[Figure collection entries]
(begin)
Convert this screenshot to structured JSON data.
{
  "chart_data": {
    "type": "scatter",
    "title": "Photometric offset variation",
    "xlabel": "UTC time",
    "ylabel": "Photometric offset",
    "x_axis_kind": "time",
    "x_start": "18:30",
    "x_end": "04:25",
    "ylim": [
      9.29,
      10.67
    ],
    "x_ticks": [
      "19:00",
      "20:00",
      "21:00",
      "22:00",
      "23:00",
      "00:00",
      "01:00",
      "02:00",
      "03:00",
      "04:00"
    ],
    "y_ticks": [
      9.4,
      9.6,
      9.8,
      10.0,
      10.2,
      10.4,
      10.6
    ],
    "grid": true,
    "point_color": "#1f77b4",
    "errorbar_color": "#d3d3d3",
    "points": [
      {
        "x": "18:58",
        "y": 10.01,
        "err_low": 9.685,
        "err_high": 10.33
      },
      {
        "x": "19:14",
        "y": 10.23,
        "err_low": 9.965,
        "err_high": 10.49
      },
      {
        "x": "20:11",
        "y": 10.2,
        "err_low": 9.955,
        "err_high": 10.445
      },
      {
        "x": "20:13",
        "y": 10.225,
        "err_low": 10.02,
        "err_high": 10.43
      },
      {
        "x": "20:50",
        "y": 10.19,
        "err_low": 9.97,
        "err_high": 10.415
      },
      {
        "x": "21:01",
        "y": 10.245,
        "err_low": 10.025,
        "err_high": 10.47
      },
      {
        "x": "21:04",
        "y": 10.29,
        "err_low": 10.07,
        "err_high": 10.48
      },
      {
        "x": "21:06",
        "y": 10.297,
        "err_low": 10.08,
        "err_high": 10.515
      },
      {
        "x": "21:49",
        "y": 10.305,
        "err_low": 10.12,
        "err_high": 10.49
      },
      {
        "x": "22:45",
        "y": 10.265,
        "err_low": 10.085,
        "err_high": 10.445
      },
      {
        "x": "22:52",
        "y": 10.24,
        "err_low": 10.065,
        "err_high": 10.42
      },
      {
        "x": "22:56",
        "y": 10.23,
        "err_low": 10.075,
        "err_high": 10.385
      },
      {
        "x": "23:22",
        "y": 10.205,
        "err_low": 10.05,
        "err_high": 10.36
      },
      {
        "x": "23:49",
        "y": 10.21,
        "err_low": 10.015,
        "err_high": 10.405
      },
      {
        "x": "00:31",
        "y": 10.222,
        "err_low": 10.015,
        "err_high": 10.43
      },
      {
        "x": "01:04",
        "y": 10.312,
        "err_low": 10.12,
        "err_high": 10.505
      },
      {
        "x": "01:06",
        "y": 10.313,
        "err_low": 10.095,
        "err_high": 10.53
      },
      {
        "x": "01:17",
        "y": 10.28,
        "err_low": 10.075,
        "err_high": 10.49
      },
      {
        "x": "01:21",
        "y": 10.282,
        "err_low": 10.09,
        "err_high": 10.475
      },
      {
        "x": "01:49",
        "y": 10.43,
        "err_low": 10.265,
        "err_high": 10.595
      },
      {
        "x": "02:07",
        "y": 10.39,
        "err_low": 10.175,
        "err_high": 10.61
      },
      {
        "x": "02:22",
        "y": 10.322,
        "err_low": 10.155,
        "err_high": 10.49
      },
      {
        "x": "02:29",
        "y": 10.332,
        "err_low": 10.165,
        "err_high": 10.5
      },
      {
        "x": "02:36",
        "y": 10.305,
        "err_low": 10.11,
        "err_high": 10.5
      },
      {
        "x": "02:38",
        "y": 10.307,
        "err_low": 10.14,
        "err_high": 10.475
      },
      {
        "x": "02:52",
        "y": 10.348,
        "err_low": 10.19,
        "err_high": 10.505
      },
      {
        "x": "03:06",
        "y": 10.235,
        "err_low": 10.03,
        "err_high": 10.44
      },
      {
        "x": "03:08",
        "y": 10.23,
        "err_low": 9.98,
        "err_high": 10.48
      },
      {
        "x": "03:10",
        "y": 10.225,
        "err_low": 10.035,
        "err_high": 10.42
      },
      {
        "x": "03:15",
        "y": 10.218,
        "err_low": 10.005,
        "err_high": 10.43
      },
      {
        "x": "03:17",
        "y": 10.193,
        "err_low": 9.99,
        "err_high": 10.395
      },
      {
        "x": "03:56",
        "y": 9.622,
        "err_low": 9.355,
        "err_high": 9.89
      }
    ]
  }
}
(end)
● **Stated problem**:
Return only the number of lines in the entries that contain the string "Photometric".

● **Finished answer**:
2